Personal details
- Born: Ismania Catherine Nugent 23 September 1838 Ireland
- Died: 18 August 1918 (aged 79) Park Place, Englefield Green
- Spouse: Charles FitzRoy, 3rd Baron Southampton
- Children: Hon. Ismay Mary Helen Augusta FitzRoy Frederica Louise Fitzroy Hon. Blanche Georgiana Fitzroy Charles Henry Fitzroy, 4th Baron Southampton Captain Rt. Hon. Edward Algernon FitzRoy
- Parent(s): Walter Nugent, 1st Baron Nugent Georgiana Elizabeth Jenkinson

= Ismania FitzRoy, Baroness Southampton =

Irish aristocrat

Ismania Catherine FitzRoy, Baroness Southampton (née Nugent; 23 September 1838 – 18 August 1918) was an Irish aristocrat, the wife of Charles FitzRoy, 3rd Baron Southampton. She served as Lady of the Bedchamber to Queen Victoria.

==Family and early life==
Ismania Catherine Nugent was born on 23 September 1838 in County Westmeath in Ireland. Her father was a Baron of the Austrian Empire, Walter Nugent, 1st Baron Nugent, while her mother was his second wife, Georgiana Elizabeth Jenkinson.

==Marriage==
On 25 February 1862 she married Charles FitzRoy, 3rd Baron Southampton, becoming his second wife. He had no children by his first wife. They had five children.
- Hon. Mary Helen Augusta Ismay FitzRoy (1863 – 22 April 1952), married Sir Charles Edward FitzRoy, they had six children (including Charles FitzRoy, 10th Duke of Grafton);
- Hon. Frederica Louise FitzRoy (1864 – 9 April 1932), married Percy Edward Crutchley, had a son;
- Hon. Blanche Georgiana FitzRoy (1865 – 22 November 1944), married Edward Sholto Douglas-Pennant, 3rd Baron Penrhyn, had five children;
- Charles Henry FitzRoy, 4th Baron Southampton (11 May 1867 – 7 October 1958), married Lady Hilda Maria Dundas, had five children;
- Hon. Edward Algernon FitzRoy (24 July 1869 – 3 March 1943), married Muriel Douglas-Pennant, Viscountess Daventry, had four children.

He died after just ten years of marriage and as a result FitzRoy remained the Dowager Baroness for another 45 years.

==Career==
In 1878, some years after the death of her husband, she was appointed Lady of the Bedchamber to Queen Victoria and served in that capacity until 1901. For her service to the Queen she was awarded The Royal Order of Victoria and Albert. However she did not make an entirely good impression on another lady-in-waiting Marie Mallett who wrote in her diary in 1888 that Lady Southampton is most kind but her dullness is beyond description".

=== About this exercise ===
Rewrite the text on Ismania FitzRoy from "- Hon. Mary" to "had four children.", putting "wed" wherever "married" occurs.

Rows drawn from a dataset:
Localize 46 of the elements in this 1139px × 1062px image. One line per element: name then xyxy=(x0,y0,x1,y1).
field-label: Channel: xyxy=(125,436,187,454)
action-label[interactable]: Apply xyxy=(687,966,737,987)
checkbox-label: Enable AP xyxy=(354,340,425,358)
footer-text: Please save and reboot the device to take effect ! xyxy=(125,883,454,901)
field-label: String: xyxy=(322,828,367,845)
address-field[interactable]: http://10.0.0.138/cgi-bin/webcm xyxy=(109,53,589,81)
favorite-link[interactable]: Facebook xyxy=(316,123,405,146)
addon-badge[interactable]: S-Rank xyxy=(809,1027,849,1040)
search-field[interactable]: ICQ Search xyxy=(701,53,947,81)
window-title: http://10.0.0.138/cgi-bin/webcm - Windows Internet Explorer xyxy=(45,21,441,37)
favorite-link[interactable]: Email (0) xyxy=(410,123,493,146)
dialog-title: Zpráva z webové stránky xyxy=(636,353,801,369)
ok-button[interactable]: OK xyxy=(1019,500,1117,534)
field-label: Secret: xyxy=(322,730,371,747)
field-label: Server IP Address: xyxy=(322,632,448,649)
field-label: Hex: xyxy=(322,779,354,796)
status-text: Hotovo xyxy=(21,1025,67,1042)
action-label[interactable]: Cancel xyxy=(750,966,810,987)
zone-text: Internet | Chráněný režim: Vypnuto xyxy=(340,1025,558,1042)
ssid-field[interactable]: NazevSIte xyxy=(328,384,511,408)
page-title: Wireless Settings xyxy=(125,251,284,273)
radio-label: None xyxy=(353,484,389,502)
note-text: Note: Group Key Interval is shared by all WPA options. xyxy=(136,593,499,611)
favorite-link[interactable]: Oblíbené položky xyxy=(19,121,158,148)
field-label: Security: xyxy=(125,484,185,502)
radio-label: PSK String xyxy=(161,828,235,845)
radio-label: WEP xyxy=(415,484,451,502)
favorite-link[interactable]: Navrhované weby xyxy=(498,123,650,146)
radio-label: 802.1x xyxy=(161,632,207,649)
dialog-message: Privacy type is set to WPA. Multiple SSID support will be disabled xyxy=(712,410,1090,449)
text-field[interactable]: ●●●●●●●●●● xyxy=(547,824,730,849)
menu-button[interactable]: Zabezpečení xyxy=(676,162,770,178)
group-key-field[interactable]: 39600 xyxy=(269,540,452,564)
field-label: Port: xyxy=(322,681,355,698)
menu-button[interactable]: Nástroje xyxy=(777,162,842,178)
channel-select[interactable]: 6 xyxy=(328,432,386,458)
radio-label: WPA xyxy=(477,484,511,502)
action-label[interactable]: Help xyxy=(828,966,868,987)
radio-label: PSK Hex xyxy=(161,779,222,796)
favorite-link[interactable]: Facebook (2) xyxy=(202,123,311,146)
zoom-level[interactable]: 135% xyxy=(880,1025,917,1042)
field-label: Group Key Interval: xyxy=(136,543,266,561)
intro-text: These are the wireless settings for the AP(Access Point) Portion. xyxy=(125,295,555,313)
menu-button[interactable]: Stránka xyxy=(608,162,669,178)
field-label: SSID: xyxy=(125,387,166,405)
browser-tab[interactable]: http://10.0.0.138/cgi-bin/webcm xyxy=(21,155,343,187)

=== Task result ===
- Hon. Mary Helen Augusta Ismay FitzRoy (1863 – 22 April 1952), wed Sir Charles Edward FitzRoy, they had six children (including Charles FitzRoy, 10th Duke of Grafton);
- Hon. Frederica Louise FitzRoy (1864 – 9 April 1932), wed Percy Edward Crutchley, had a son;
- Hon. Blanche Georgiana FitzRoy (1865 – 22 November 1944), wed Edward Sholto Douglas-Pennant, 3rd Baron Penrhyn, had five children;
- Charles Henry FitzRoy, 4th Baron Southampton (11 May 1867 – 7 October 1958), wed Lady Hilda Maria Dundas, had five children;
- Hon. Edward Algernon FitzRoy (24 July 1869 – 3 March 1943), wed Muriel Douglas-Pennant, Viscountess Daventry, had four children.